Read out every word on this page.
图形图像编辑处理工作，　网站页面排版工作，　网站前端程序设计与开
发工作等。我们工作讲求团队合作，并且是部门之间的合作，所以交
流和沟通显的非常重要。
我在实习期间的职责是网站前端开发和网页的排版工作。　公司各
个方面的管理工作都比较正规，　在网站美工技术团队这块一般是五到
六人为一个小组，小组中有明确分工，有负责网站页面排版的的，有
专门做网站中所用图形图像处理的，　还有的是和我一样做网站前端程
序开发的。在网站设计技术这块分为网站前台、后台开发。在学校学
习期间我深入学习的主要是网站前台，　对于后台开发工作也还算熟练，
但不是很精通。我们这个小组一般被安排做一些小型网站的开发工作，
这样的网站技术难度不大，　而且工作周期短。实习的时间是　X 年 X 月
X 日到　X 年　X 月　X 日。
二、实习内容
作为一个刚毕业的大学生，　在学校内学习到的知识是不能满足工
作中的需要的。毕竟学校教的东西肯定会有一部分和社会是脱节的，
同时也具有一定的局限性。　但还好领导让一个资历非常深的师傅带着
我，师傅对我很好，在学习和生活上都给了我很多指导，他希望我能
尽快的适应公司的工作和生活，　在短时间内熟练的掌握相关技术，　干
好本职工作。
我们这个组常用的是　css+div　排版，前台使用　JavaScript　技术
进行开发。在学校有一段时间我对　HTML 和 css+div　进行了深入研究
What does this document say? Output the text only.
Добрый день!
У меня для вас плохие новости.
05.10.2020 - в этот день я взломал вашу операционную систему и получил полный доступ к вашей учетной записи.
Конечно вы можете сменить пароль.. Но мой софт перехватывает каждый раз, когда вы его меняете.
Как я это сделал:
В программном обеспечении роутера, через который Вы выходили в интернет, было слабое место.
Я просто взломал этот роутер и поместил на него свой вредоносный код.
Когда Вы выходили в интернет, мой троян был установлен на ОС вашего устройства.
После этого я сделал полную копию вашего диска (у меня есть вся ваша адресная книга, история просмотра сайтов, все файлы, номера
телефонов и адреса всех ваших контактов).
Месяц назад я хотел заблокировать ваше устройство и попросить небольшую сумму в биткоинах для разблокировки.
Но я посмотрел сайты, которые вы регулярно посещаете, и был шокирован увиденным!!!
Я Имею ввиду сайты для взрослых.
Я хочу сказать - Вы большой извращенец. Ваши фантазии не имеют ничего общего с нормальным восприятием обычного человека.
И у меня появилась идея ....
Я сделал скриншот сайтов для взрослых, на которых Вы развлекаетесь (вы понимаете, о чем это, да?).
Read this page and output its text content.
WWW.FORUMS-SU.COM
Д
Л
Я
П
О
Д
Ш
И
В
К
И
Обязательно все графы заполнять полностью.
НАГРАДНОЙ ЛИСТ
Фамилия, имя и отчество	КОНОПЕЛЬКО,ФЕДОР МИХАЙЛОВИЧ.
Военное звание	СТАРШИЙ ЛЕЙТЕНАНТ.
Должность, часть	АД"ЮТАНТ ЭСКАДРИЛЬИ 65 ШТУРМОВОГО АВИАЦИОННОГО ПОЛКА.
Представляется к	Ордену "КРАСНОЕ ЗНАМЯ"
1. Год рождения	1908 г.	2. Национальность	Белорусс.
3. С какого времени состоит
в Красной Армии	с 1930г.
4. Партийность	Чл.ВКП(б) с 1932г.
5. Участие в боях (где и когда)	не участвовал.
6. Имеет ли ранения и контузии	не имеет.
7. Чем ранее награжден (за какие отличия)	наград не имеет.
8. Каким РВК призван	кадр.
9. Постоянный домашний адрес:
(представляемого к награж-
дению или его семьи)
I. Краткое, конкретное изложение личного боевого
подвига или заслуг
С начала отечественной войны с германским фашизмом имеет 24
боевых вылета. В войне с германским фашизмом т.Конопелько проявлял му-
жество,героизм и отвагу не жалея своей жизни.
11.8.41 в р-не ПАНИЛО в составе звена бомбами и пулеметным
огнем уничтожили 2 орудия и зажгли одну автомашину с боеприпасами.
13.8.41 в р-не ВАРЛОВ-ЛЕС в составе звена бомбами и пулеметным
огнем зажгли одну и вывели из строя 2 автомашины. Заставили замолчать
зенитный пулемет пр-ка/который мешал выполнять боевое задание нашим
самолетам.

##############################

• **To be done**: Copy each line of the records that contains the word "германским".

• **Exercise response**:
С начала отечественной войны с германским фашизмом имеет 24
боевых вылета. В войне с германским фашизмом т.Конопелько проявлял му-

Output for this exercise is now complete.